DIRECTION: Take every line from the material that has the word "Anti" in it.
##### RECORDS FOR THIS TASK
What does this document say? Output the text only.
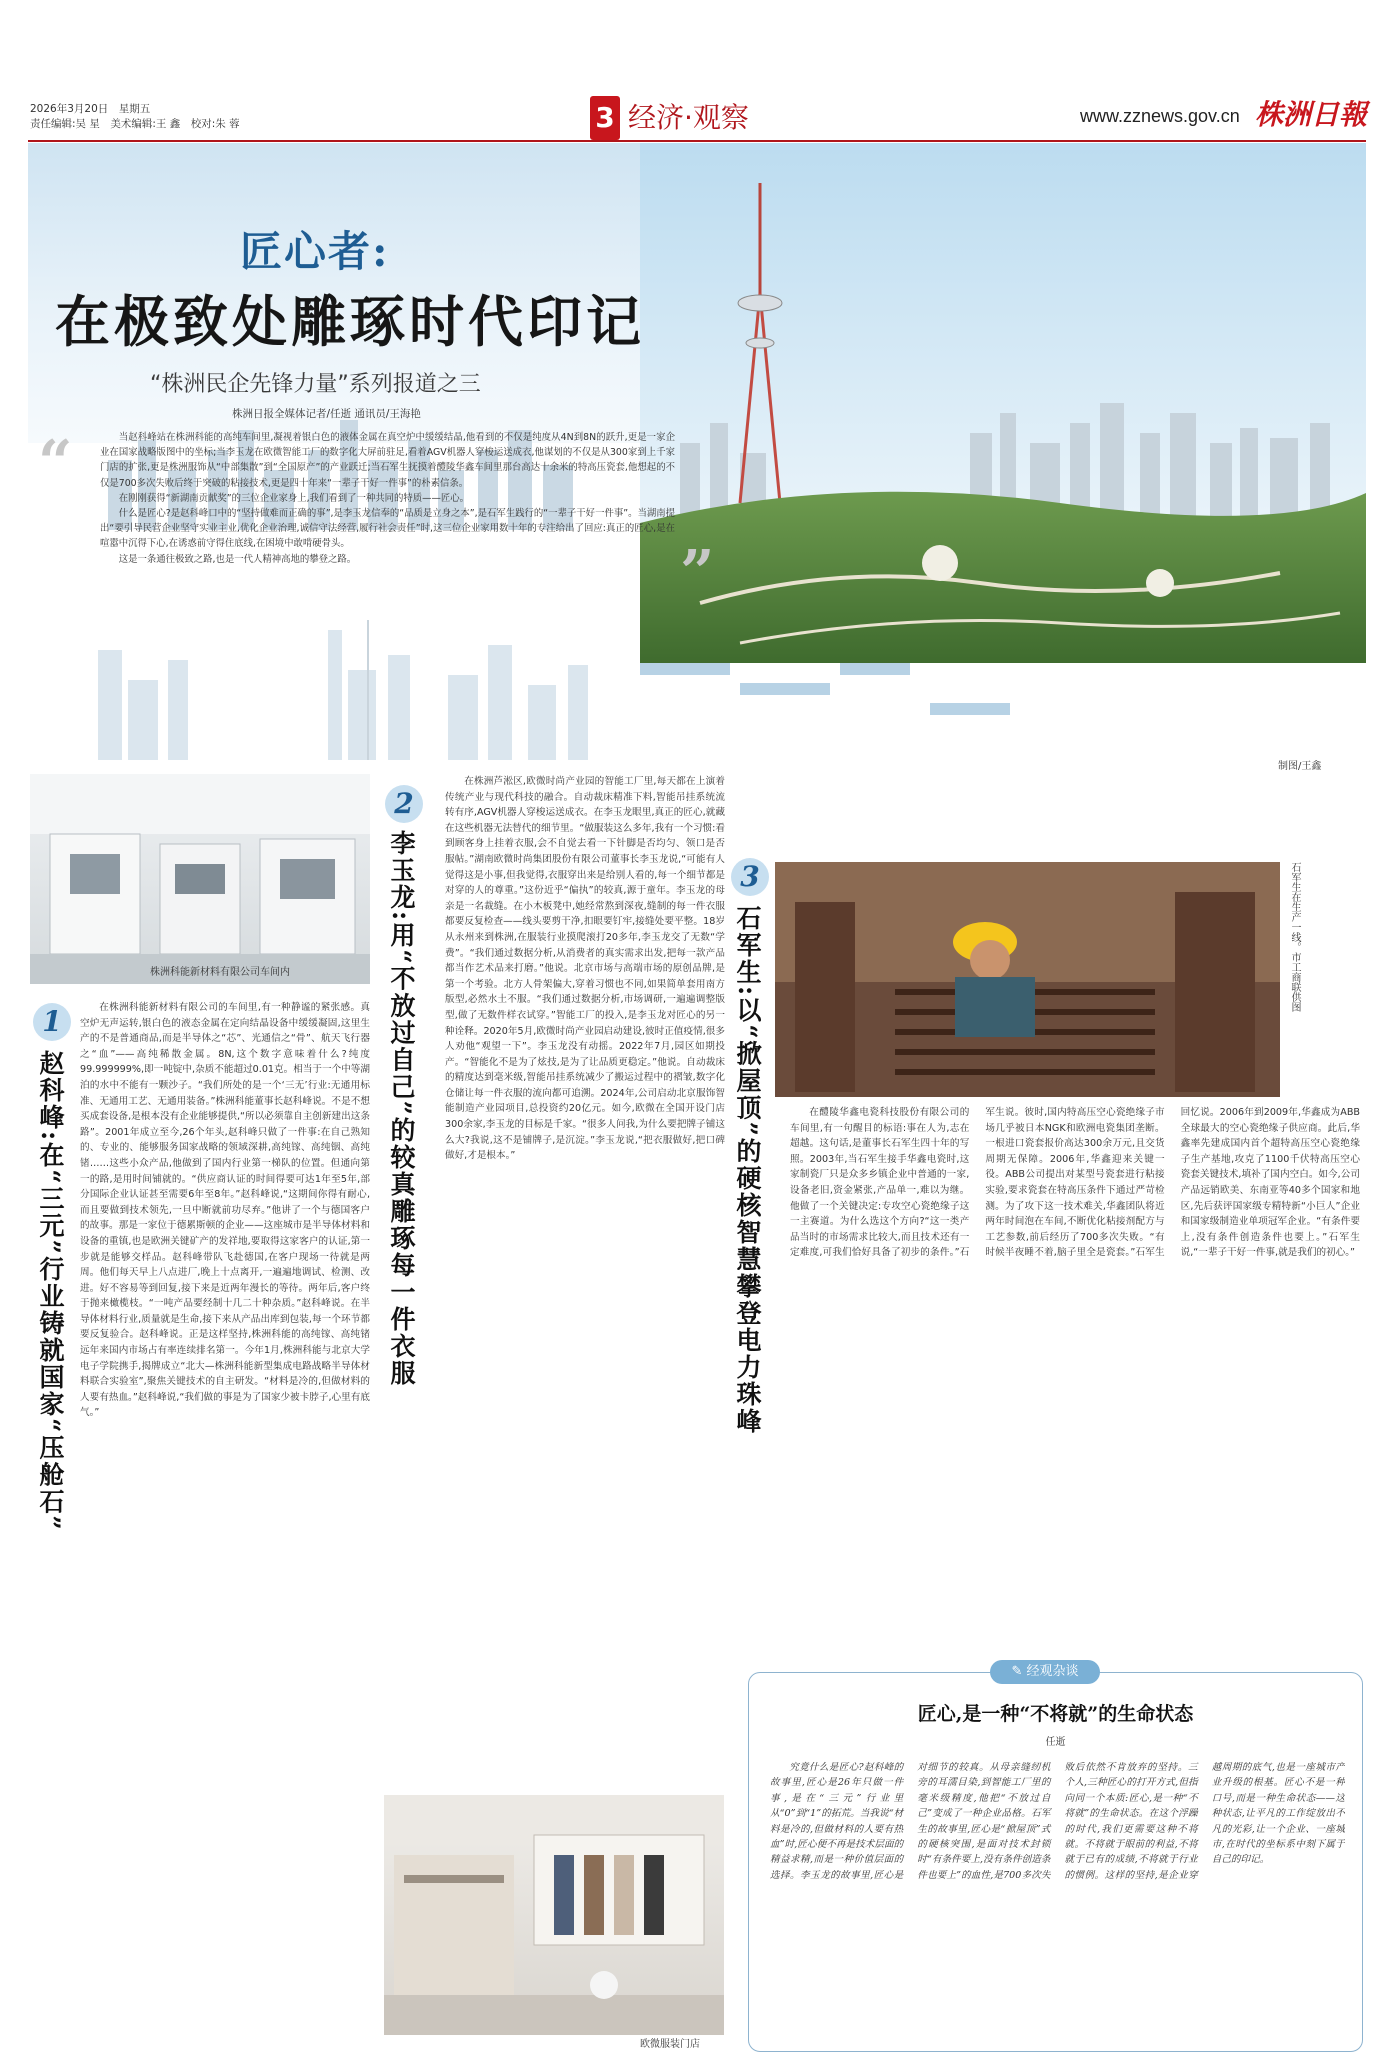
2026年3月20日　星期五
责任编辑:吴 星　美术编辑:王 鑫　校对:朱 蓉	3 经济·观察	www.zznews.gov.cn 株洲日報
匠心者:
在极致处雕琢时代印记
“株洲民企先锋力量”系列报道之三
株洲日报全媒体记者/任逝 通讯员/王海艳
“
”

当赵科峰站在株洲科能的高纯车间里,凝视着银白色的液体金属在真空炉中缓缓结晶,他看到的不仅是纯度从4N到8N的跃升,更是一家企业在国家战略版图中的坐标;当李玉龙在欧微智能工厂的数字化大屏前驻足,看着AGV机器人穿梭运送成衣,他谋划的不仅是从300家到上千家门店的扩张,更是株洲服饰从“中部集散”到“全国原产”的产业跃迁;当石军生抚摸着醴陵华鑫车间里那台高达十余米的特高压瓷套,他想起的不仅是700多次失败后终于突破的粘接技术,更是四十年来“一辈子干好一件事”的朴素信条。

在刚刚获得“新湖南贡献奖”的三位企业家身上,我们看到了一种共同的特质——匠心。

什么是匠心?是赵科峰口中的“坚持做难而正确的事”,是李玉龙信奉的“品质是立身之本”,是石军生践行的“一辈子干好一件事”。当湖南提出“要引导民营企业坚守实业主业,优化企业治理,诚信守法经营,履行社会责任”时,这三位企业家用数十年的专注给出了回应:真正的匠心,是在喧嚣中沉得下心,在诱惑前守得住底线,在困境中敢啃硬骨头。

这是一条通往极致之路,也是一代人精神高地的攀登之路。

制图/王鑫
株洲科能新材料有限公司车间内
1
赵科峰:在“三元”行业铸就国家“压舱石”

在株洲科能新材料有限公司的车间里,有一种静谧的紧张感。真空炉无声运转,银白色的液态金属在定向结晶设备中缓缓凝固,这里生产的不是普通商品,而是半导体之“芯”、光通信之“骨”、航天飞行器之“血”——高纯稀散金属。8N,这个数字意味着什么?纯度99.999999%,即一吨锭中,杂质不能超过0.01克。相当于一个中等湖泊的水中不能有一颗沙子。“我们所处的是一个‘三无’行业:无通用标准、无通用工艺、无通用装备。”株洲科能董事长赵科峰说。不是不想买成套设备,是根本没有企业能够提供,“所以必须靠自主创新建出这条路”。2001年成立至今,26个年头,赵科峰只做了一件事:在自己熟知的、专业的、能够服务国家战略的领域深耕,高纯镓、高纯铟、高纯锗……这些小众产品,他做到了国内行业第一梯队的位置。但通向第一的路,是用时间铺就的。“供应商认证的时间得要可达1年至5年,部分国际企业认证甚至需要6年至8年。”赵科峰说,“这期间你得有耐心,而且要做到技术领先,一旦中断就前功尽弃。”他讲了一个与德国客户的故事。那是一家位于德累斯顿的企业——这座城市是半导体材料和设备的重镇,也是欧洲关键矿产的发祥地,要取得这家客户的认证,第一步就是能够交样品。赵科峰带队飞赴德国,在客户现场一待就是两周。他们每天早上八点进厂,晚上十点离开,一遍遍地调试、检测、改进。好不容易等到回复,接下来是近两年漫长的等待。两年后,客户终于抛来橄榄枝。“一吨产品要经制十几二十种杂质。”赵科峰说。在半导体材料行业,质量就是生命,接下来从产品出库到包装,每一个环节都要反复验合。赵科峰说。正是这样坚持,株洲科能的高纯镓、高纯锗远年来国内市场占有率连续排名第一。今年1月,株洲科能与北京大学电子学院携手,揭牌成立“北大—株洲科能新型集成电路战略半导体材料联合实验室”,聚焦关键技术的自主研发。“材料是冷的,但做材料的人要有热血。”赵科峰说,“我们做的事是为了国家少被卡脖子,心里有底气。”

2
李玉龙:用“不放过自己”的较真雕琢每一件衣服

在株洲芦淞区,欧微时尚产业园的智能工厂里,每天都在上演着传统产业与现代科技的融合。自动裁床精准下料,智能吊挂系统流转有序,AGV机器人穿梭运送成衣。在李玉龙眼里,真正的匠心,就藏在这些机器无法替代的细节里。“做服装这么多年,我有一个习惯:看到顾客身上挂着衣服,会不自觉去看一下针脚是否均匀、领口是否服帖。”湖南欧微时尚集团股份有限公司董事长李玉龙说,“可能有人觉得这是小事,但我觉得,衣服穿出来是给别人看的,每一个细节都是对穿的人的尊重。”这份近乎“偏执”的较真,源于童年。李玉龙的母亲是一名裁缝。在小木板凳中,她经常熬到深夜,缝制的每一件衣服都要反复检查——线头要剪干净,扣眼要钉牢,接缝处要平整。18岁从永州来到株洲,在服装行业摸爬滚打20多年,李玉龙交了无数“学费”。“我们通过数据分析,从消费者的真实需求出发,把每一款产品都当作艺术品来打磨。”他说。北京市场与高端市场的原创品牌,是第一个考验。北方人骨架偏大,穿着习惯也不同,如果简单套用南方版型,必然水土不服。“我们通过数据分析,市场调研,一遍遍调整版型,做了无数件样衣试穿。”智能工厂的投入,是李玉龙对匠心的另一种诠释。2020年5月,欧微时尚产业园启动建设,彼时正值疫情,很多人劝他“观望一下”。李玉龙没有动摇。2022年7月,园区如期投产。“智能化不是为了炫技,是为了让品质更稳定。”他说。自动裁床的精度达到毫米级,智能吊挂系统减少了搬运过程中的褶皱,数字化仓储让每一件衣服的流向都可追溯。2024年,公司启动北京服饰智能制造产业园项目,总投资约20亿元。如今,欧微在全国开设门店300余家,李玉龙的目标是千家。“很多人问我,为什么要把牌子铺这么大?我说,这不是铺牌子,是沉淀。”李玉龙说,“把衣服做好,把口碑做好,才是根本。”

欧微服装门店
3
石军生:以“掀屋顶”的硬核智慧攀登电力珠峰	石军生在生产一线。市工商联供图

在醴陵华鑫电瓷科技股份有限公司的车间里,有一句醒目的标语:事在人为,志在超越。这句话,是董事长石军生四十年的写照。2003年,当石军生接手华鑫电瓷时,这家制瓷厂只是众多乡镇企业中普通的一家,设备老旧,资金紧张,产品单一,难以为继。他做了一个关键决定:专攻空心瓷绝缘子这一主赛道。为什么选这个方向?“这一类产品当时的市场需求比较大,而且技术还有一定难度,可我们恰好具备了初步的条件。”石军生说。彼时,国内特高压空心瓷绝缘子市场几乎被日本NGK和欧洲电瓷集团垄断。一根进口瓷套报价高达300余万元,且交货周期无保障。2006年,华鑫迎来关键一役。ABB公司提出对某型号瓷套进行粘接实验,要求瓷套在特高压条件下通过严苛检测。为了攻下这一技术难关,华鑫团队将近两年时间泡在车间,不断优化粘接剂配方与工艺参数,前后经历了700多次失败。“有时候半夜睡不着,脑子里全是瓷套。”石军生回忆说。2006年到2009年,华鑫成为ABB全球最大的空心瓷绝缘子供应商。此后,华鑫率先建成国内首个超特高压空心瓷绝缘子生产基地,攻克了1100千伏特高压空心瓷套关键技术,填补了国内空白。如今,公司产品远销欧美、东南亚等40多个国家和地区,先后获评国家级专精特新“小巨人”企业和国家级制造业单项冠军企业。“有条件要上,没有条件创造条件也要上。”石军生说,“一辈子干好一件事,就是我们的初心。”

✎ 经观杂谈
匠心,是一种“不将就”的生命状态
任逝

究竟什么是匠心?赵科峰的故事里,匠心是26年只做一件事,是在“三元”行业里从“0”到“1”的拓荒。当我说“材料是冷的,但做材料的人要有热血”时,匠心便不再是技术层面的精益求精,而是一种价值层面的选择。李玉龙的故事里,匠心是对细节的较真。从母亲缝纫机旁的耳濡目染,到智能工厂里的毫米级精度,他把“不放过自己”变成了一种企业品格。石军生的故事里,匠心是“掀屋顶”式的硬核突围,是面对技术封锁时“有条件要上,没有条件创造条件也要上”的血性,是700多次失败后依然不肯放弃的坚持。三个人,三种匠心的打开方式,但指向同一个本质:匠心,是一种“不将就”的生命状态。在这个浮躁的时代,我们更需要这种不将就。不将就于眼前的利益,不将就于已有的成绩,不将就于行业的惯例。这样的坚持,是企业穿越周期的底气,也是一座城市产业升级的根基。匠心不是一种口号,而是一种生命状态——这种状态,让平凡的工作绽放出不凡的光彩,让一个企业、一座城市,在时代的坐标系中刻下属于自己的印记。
##########
##### RECORDS FOR THIS TASK
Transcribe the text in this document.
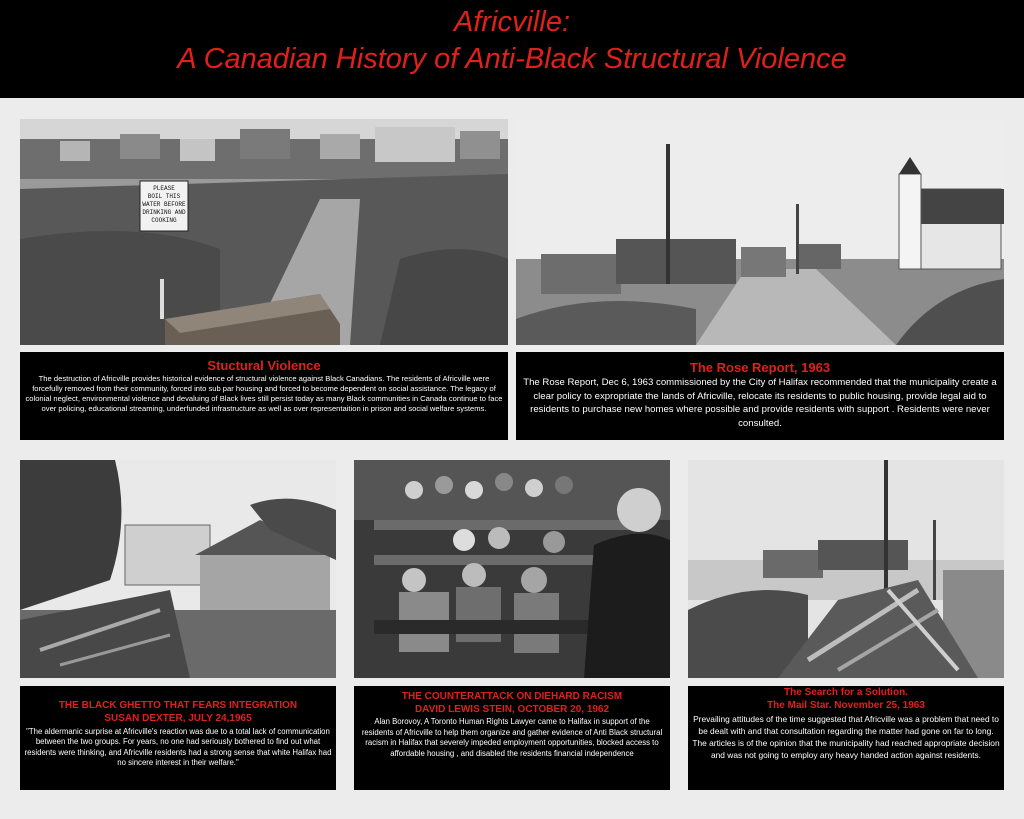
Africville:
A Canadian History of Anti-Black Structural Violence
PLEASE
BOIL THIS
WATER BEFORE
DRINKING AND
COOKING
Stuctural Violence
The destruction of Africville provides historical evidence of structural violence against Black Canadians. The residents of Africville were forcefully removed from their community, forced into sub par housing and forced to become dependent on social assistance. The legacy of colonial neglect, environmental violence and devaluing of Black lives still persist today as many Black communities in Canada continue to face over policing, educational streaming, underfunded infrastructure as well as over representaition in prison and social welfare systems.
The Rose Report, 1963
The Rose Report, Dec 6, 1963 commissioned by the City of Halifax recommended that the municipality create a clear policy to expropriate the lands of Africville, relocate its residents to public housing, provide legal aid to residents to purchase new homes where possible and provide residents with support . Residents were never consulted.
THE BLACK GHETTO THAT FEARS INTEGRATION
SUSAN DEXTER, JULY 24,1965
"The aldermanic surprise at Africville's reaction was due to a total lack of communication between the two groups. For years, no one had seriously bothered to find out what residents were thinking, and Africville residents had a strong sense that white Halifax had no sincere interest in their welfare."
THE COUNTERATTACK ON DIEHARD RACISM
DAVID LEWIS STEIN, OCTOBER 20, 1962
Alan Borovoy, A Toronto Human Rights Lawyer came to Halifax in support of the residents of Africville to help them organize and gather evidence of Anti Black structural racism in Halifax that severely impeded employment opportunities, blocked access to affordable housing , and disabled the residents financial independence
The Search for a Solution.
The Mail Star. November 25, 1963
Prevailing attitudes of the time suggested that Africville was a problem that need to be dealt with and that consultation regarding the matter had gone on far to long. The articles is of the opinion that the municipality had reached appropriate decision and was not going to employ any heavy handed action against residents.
##########
IN RESPONSE:
A Canadian History of Anti-Black Structural Violence
Alan Borovoy, A Toronto Human Rights Lawyer came to Halifax in support of the residents of Africville to help them organize and gather evidence of Anti Black structural racism in Halifax that severely impeded employment opportunities, blocked access to affordable housing , and disabled the residents financial independence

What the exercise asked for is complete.